__ENTRIES SUPPLIED__.
**********

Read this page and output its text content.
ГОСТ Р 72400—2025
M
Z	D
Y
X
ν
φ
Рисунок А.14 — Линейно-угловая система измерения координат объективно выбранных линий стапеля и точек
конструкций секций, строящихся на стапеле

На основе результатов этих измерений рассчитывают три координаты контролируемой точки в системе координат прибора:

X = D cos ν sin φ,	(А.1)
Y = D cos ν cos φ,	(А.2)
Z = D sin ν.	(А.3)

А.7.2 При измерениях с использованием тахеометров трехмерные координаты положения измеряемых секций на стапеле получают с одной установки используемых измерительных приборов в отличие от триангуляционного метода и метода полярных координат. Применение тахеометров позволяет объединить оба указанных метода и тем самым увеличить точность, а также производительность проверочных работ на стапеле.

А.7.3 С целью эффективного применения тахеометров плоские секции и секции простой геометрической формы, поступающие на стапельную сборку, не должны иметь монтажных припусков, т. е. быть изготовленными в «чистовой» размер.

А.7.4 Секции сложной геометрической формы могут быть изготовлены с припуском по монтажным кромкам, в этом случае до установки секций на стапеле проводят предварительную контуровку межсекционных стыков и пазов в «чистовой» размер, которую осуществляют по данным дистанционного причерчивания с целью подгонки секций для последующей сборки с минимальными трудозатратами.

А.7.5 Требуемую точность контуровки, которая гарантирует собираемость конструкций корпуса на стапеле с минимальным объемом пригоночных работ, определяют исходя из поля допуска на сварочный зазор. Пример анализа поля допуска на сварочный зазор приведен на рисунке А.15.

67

**********

__REQUIREMENTS__. Locate all lines in the listing above with the word "конструкций". Copy them.

__REPLY TO THE EXERCISE__.
конструкций секций, строящихся на стапеле
А.7.5 Требуемую точность контуровки, которая гарантирует собираемость конструкций корпуса на стапеле с минимальным объемом пригоночных работ, определяют исходя из поля допуска на сварочный зазор. Пример анализа поля допуска на сварочный зазор приведен на рисунке А.15.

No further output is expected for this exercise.